REQUEST — Determine which lines of the records include the word "Filtered", and copy them.

----- DATA EXTRACT

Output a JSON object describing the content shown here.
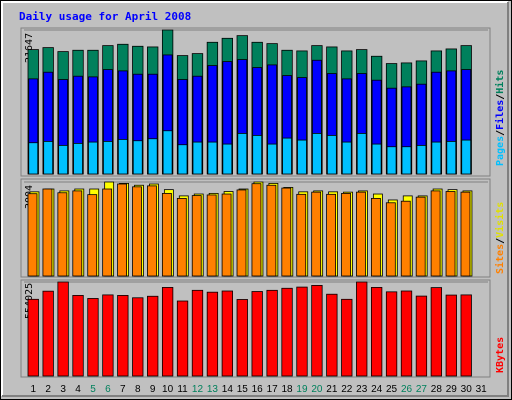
{
  "chart_data": {
    "type": "bar",
    "title": "Daily usage for April 2008",
    "x": [
      "1",
      "2",
      "3",
      "4",
      "5",
      "6",
      "7",
      "8",
      "9",
      "10",
      "11",
      "12",
      "13",
      "14",
      "15",
      "16",
      "17",
      "18",
      "19",
      "20",
      "21",
      "22",
      "23",
      "24",
      "25",
      "26",
      "27",
      "28",
      "29",
      "30",
      "31"
    ],
    "weekend_days": [
      5,
      6,
      12,
      13,
      19,
      20,
      26,
      27
    ],
    "panels": [
      {
        "id": "hits",
        "max_label": "21647",
        "ymax": 21647,
        "series": [
          {
            "name": "Hits",
            "color": "#00805c",
            "values": [
              18700,
              19000,
              18400,
              18600,
              18600,
              19300,
              19500,
              19200,
              19100,
              21647,
              17800,
              18100,
              19800,
              20400,
              20800,
              19800,
              19600,
              18600,
              18500,
              19300,
              19100,
              18500,
              18700,
              17700,
              16600,
              16700,
              17000,
              18500,
              18800,
              19300,
              null
            ]
          },
          {
            "name": "Files",
            "color": "#0000ff",
            "values": [
              14300,
              15300,
              14200,
              14700,
              14600,
              15700,
              15500,
              15000,
              15000,
              17900,
              14200,
              14700,
              16300,
              16900,
              17200,
              16000,
              16400,
              14800,
              14500,
              17100,
              15100,
              14300,
              15100,
              14100,
              12900,
              13100,
              13500,
              15300,
              15500,
              15700,
              null
            ]
          },
          {
            "name": "Pages",
            "color": "#00c0ff",
            "values": [
              4700,
              4900,
              4300,
              4600,
              4800,
              4900,
              5200,
              5000,
              5300,
              6500,
              4400,
              4800,
              4800,
              4500,
              6100,
              5800,
              4500,
              5400,
              5100,
              6100,
              5800,
              4800,
              6100,
              4500,
              4100,
              4100,
              4300,
              4800,
              4900,
              5100,
              null
            ]
          }
        ]
      },
      {
        "id": "visits",
        "max_label": "3004",
        "ymax": 3004,
        "series": [
          {
            "name": "Visits",
            "color": "#ffff00",
            "values": [
              2690,
              2780,
              2720,
              2780,
              2780,
              3004,
              2960,
              2900,
              2940,
              2760,
              2560,
              2620,
              2640,
              2700,
              2780,
              3004,
              2960,
              2830,
              2690,
              2720,
              2690,
              2680,
              2720,
              2620,
              2430,
              2560,
              2560,
              2780,
              2760,
              2720,
              null
            ]
          },
          {
            "name": "Sites",
            "color": "#ff8000",
            "values": [
              2630,
              2780,
              2660,
              2720,
              2600,
              2780,
              2940,
              2850,
              2880,
              2640,
              2480,
              2570,
              2590,
              2620,
              2750,
              2950,
              2900,
              2810,
              2610,
              2680,
              2610,
              2640,
              2680,
              2480,
              2340,
              2390,
              2520,
              2720,
              2700,
              2680,
              null
            ]
          }
        ]
      },
      {
        "id": "kbytes",
        "max_label": "554025",
        "ymax": 554025,
        "series": [
          {
            "name": "KBytes",
            "color": "#ff0000",
            "values": [
              452000,
              500000,
              554025,
              475000,
              457000,
              478000,
              475000,
              461000,
              470000,
              522000,
              442000,
              505000,
              494000,
              501000,
              451000,
              498000,
              505000,
              517000,
              524000,
              534000,
              482000,
              452000,
              554025,
              522000,
              496000,
              501000,
              471000,
              521000,
              477000,
              478000,
              null
            ]
          }
        ]
      }
    ],
    "right_labels": {
      "top": [
        "Pages",
        "/",
        "Files",
        "/",
        "Hits"
      ],
      "middle": [
        "Sites",
        "/",
        "Visits"
      ],
      "bottom": [
        "KBytes"
      ]
    },
    "colors": {
      "background": "#c0c0c0",
      "title": "#0000ff",
      "weekday_label": "#000000",
      "weekend_label": "#00805c",
      "separator": "#0000ff",
      "pages": "#00c0ff",
      "files": "#0000ff",
      "hits": "#00805c",
      "sites": "#ff8000",
      "visits": "#ffff00",
      "kbytes": "#ff0000"
    }
  }
}
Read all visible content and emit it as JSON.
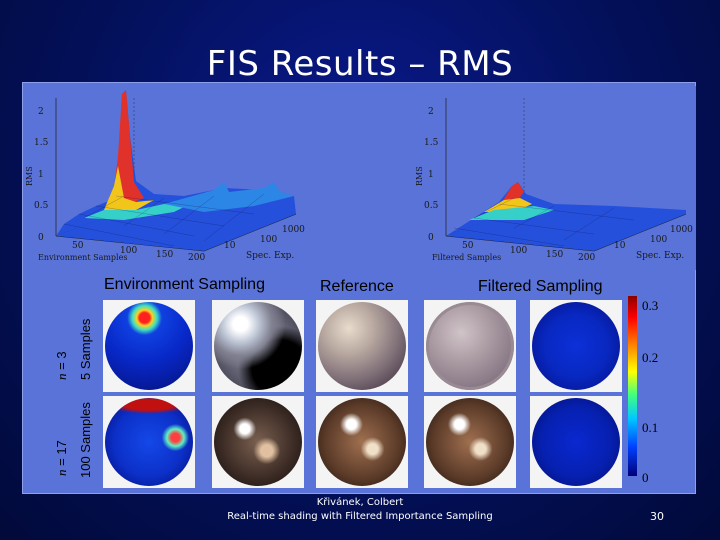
{
  "slide": {
    "title": "FIS Results – RMS",
    "page_number": "30",
    "footer_authors": "Křivánek, Colbert",
    "footer_paper": "Real-time shading with Filtered Importance Sampling"
  },
  "plots": {
    "left": {
      "zlabel": "RMS",
      "z_ticks": [
        "0",
        "0.5",
        "1",
        "1.5",
        "2"
      ],
      "x_label": "Environment Samples",
      "x_ticks": [
        "50",
        "100",
        "150",
        "200"
      ],
      "y_label": "Spec. Exp.",
      "y_ticks": [
        "10",
        "100",
        "1000"
      ]
    },
    "right": {
      "zlabel": "RMS",
      "z_ticks": [
        "0",
        "0.5",
        "1",
        "1.5",
        "2"
      ],
      "x_label": "Filtered Samples",
      "x_ticks": [
        "50",
        "100",
        "150",
        "200"
      ],
      "y_label": "Spec. Exp.",
      "y_ticks": [
        "10",
        "100",
        "1000"
      ]
    }
  },
  "columns": {
    "env": "Environment Sampling",
    "ref": "Reference",
    "filtered": "Filtered Sampling"
  },
  "rows": {
    "row1_n": "n",
    "row1_eq": " = 3",
    "row1_samples": "5 Samples",
    "row2_n": "n",
    "row2_eq": " = 17",
    "row2_samples": "100 Samples"
  },
  "colorbar": {
    "ticks": [
      "0.3",
      "0.2",
      "0.1",
      "0"
    ]
  },
  "colors": {
    "panel": "#5a73d8",
    "slide_bg": "#03105a"
  }
}
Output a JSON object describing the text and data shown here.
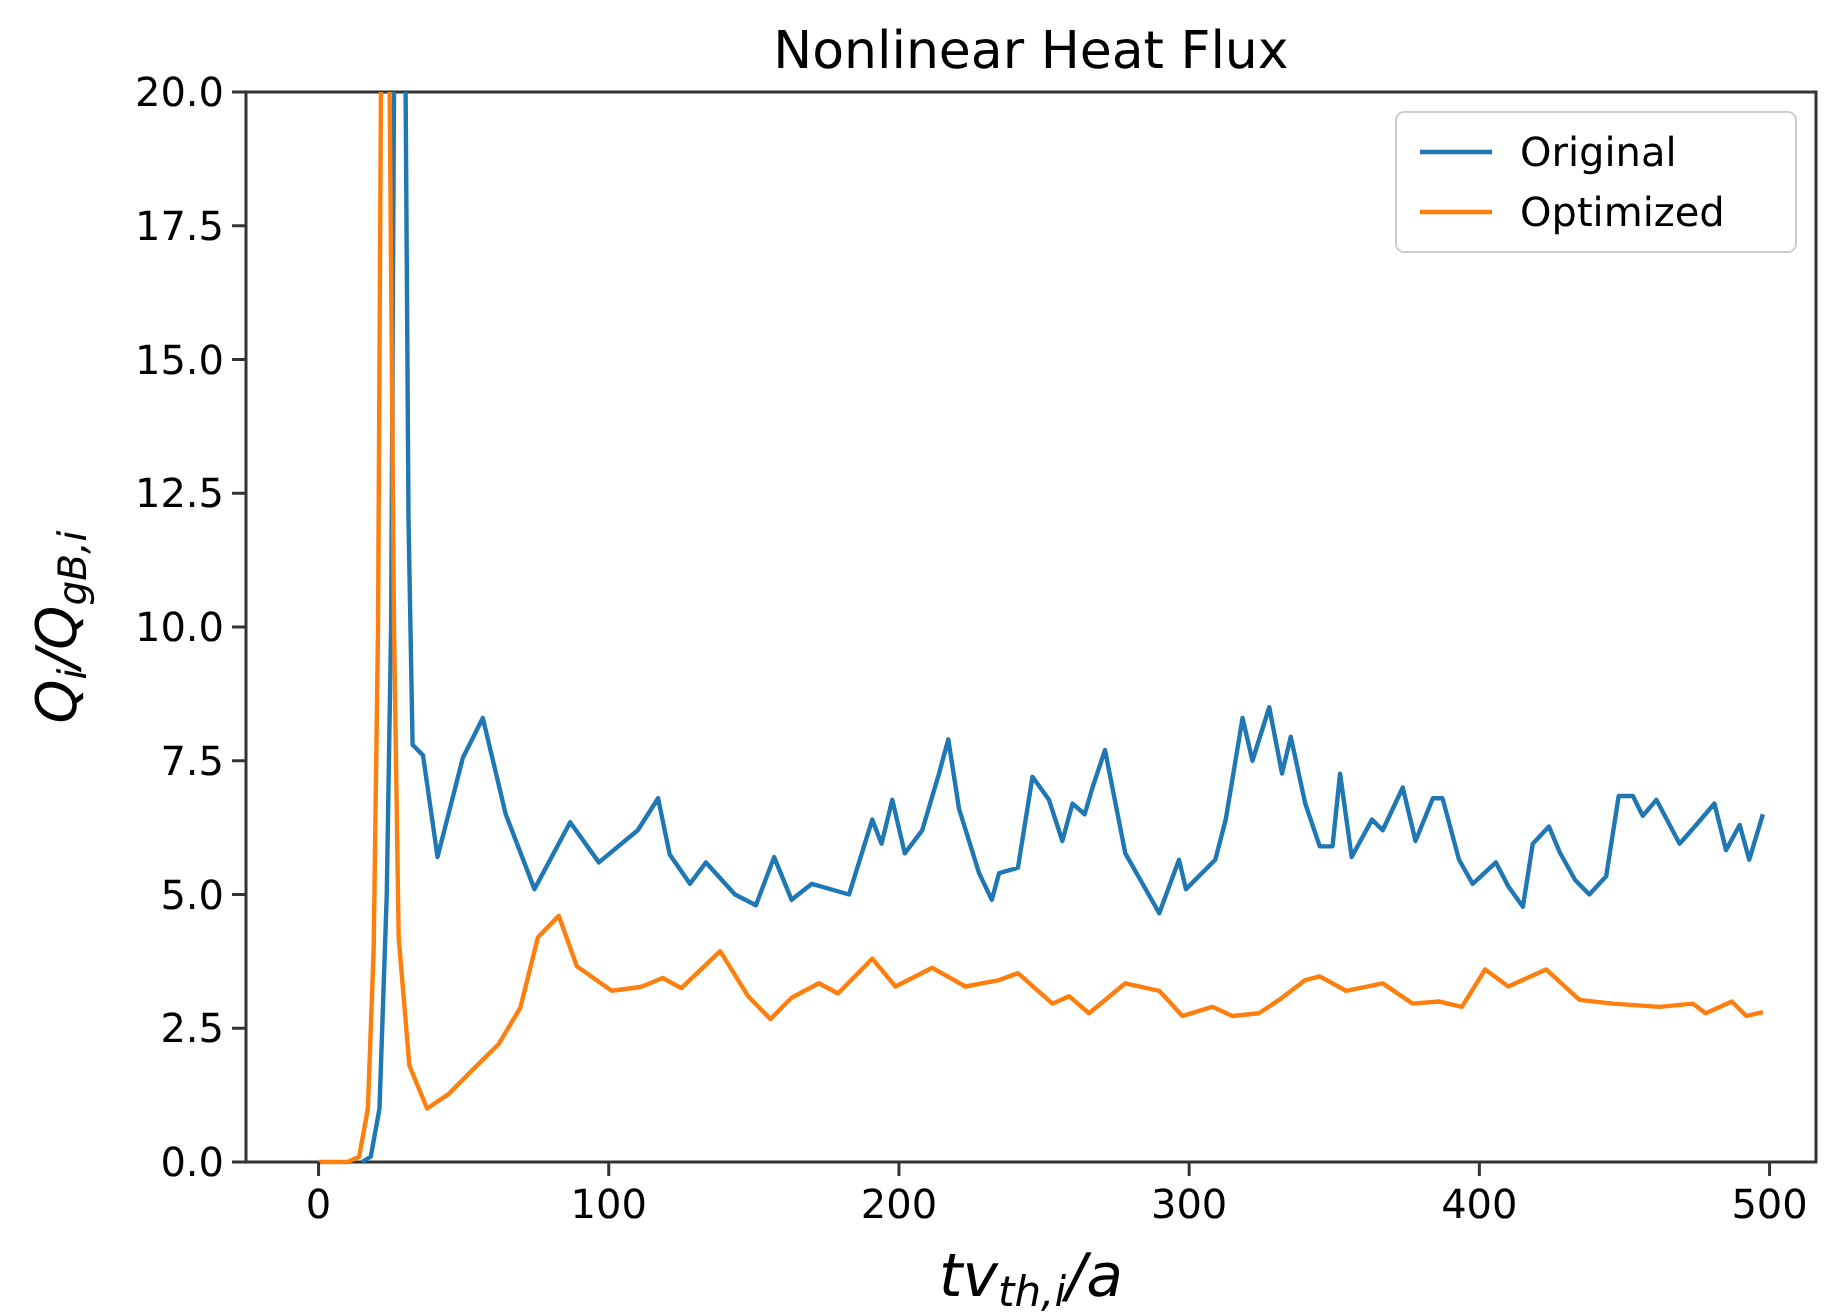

----------

THE OUTPUT —
    "footer_paper": "Real-time shading with Filtered Importance Sampling"
      "x_label": "Filtered Samples",
    "filtered": "Filtered Sampling"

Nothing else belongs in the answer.